● **Set problem**:
Make an exact copy of all the entries below, with the pictures left out.

── Task inputs

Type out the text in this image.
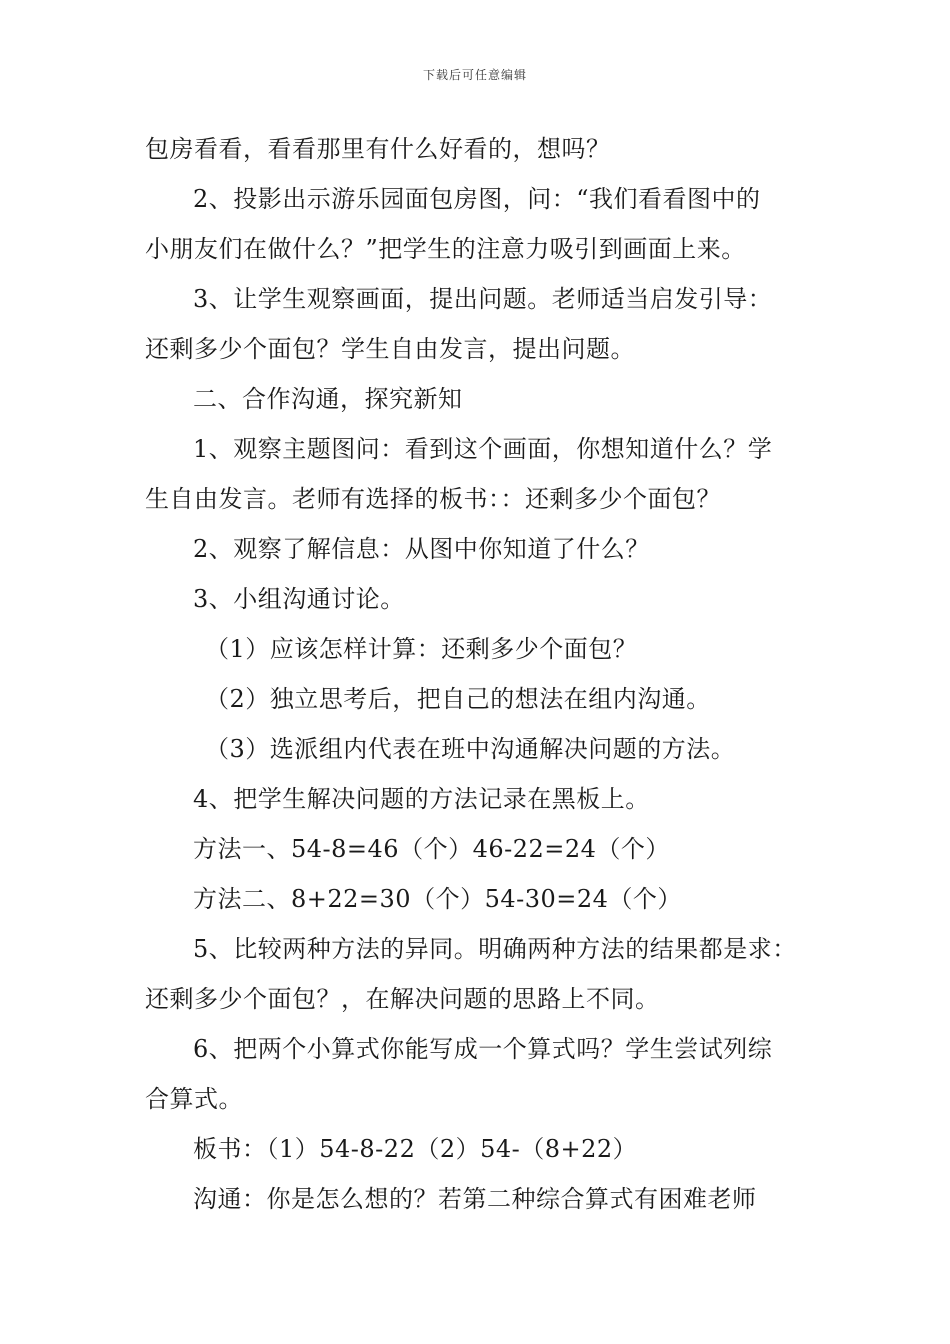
下载后可任意编辑
包房看看，看看那里有什么好看的，想吗？
2、投影出示游乐园面包房图，问：“我们看看图中的
小朋友们在做什么？”把学生的注意力吸引到画面上来。
3、让学生观察画面，提出问题。老师适当启发引导：
还剩多少个面包？学生自由发言，提出问题。
二、合作沟通，探究新知
1、观察主题图问：看到这个画面，你想知道什么？学
生自由发言。老师有选择的板书：：还剩多少个面包？
2、观察了解信息：从图中你知道了什么？
3、小组沟通讨论。
（1）应该怎样计算：还剩多少个面包？
（2）独立思考后，把自己的想法在组内沟通。
（3）选派组内代表在班中沟通解决问题的方法。
4、把学生解决问题的方法记录在黑板上。
方法一、54-8=46（个）46-22=24（个）
方法二、8+22=30（个）54-30=24（个）
5、比较两种方法的异同。明确两种方法的结果都是求：
还剩多少个面包？，在解决问题的思路上不同。
6、把两个小算式你能写成一个算式吗？学生尝试列综
合算式。
板书：（1）54-8-22（2）54-（8+22）
沟通：你是怎么想的？若第二种综合算式有困难老师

────

● **Result below**:
Type out the text in this image.
下载后可任意编辑
包房看看，看看那里有什么好看的，想吗？
2、投影出示游乐园面包房图，问：“我们看看图中的
小朋友们在做什么？”把学生的注意力吸引到画面上来。
3、让学生观察画面，提出问题。老师适当启发引导：
还剩多少个面包？学生自由发言，提出问题。
二、合作沟通，探究新知
1、观察主题图问：看到这个画面，你想知道什么？学
生自由发言。老师有选择的板书：：还剩多少个面包？
2、观察了解信息：从图中你知道了什么？
3、小组沟通讨论。
（1）应该怎样计算：还剩多少个面包？
（2）独立思考后，把自己的想法在组内沟通。
（3）选派组内代表在班中沟通解决问题的方法。
4、把学生解决问题的方法记录在黑板上。
方法一、54-8=46（个）46-22=24（个）
方法二、8+22=30（个）54-30=24（个）
5、比较两种方法的异同。明确两种方法的结果都是求：
还剩多少个面包？，在解决问题的思路上不同。
6、把两个小算式你能写成一个算式吗？学生尝试列综
合算式。
板书：（1）54-8-22（2）54-（8+22）
沟通：你是怎么想的？若第二种综合算式有困难老师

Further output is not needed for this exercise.